--- Start ---

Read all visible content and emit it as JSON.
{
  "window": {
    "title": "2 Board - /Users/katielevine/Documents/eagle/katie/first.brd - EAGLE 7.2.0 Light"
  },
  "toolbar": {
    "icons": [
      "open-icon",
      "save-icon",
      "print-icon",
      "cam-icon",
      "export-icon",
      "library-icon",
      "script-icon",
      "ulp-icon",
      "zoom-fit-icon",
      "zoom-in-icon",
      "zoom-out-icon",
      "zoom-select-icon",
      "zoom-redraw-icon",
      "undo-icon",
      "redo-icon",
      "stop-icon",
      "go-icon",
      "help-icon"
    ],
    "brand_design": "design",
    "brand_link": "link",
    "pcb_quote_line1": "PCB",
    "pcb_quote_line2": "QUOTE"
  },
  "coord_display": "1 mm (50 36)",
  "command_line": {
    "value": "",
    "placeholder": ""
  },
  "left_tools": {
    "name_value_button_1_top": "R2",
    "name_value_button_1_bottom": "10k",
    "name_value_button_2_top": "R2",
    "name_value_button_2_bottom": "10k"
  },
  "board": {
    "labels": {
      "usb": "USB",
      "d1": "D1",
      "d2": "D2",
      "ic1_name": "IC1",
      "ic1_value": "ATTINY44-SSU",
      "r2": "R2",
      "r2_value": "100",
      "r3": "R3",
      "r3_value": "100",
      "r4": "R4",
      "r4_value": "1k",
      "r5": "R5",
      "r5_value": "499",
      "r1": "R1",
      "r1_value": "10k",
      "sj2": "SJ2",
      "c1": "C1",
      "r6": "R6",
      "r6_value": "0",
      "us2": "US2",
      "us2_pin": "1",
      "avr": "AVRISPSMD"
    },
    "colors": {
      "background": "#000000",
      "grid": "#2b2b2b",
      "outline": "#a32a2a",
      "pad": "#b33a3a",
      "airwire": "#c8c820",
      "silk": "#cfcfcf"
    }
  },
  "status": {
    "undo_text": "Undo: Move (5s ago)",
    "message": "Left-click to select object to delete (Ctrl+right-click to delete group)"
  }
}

--- End ---

Every entry above needs to be quoted exactly.

▶ [OUTPUT FOR THIS EXERCISE]:
Read all visible content and emit it as JSON.
{
  "window": {
    "title": "2 Board - /Users/katielevine/Documents/eagle/katie/first.brd - EAGLE 7.2.0 Light"
  },
  "toolbar": {
    "icons": [
      "open-icon",
      "save-icon",
      "print-icon",
      "cam-icon",
      "export-icon",
      "library-icon",
      "script-icon",
      "ulp-icon",
      "zoom-fit-icon",
      "zoom-in-icon",
      "zoom-out-icon",
      "zoom-select-icon",
      "zoom-redraw-icon",
      "undo-icon",
      "redo-icon",
      "stop-icon",
      "go-icon",
      "help-icon"
    ],
    "brand_design": "design",
    "brand_link": "link",
    "pcb_quote_line1": "PCB",
    "pcb_quote_line2": "QUOTE"
  },
  "coord_display": "1 mm (50 36)",
  "command_line": {
    "value": "",
    "placeholder": ""
  },
  "left_tools": {
    "name_value_button_1_top": "R2",
    "name_value_button_1_bottom": "10k",
    "name_value_button_2_top": "R2",
    "name_value_button_2_bottom": "10k"
  },
  "board": {
    "labels": {
      "usb": "USB",
      "d1": "D1",
      "d2": "D2",
      "ic1_name": "IC1",
      "ic1_value": "ATTINY44-SSU",
      "r2": "R2",
      "r2_value": "100",
      "r3": "R3",
      "r3_value": "100",
      "r4": "R4",
      "r4_value": "1k",
      "r5": "R5",
      "r5_value": "499",
      "r1": "R1",
      "r1_value": "10k",
      "sj2": "SJ2",
      "c1": "C1",
      "r6": "R6",
      "r6_value": "0",
      "us2": "US2",
      "us2_pin": "1",
      "avr": "AVRISPSMD"
    },
    "colors": {
      "background": "#000000",
      "grid": "#2b2b2b",
      "outline": "#a32a2a",
      "pad": "#b33a3a",
      "airwire": "#c8c820",
      "silk": "#cfcfcf"
    }
  },
  "status": {
    "undo_text": "Undo: Move (5s ago)",
    "message": "Left-click to select object to delete (Ctrl+right-click to delete group)"
  }
}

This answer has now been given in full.